Problem description -> Which lines of the items contain the string "spines"? Collect every one, treating uppercase and lowercase as different.

Start of Entries supplied

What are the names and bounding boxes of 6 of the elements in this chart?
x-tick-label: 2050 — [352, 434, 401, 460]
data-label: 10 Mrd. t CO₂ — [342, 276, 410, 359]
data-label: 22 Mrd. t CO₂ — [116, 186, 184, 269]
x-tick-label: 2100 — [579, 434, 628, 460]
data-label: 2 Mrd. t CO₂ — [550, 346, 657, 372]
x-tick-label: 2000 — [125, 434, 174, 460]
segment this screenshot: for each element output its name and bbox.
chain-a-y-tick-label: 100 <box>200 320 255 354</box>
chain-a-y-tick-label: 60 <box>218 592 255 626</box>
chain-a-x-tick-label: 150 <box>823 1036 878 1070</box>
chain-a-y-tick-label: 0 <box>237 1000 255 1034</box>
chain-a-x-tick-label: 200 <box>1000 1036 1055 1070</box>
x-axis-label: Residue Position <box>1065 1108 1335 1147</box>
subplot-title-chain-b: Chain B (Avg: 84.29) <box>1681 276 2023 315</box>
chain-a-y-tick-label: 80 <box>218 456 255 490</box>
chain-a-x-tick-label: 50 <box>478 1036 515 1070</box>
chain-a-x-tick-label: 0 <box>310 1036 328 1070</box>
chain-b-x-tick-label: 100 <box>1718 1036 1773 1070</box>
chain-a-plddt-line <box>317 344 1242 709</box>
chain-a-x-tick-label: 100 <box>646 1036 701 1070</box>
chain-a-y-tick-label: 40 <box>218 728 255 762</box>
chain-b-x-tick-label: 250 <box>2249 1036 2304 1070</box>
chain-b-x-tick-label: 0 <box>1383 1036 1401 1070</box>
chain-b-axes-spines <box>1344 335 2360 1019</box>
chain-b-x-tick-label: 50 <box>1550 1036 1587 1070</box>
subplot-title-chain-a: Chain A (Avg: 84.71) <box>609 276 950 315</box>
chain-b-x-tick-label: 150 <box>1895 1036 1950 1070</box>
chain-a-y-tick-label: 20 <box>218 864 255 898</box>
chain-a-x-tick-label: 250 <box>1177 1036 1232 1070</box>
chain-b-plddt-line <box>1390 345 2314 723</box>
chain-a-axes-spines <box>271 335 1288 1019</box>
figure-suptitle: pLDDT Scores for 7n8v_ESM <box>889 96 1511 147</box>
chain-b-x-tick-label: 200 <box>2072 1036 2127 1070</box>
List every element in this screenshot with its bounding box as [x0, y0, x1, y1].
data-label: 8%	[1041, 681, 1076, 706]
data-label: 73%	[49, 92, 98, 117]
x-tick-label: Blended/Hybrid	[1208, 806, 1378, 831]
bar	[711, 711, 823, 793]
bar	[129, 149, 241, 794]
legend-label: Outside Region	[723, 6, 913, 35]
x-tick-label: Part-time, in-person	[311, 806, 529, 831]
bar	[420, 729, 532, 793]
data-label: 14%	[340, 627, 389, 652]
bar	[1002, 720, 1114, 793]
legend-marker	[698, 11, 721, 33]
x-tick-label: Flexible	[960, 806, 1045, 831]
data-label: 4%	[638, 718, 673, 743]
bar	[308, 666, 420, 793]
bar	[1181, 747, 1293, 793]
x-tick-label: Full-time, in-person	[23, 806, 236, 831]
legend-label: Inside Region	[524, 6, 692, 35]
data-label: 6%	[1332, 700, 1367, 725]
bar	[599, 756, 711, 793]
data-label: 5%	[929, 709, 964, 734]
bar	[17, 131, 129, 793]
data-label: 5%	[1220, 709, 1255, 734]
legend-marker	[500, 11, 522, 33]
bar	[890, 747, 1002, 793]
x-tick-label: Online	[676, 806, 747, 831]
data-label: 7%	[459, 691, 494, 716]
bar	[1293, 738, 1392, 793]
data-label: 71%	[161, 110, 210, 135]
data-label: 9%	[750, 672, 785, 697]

End of Entries supplied

Expected output ->
chain-b-axes-spines <box>1344 335 2360 1019</box>
chain-a-axes-spines <box>271 335 1288 1019</box>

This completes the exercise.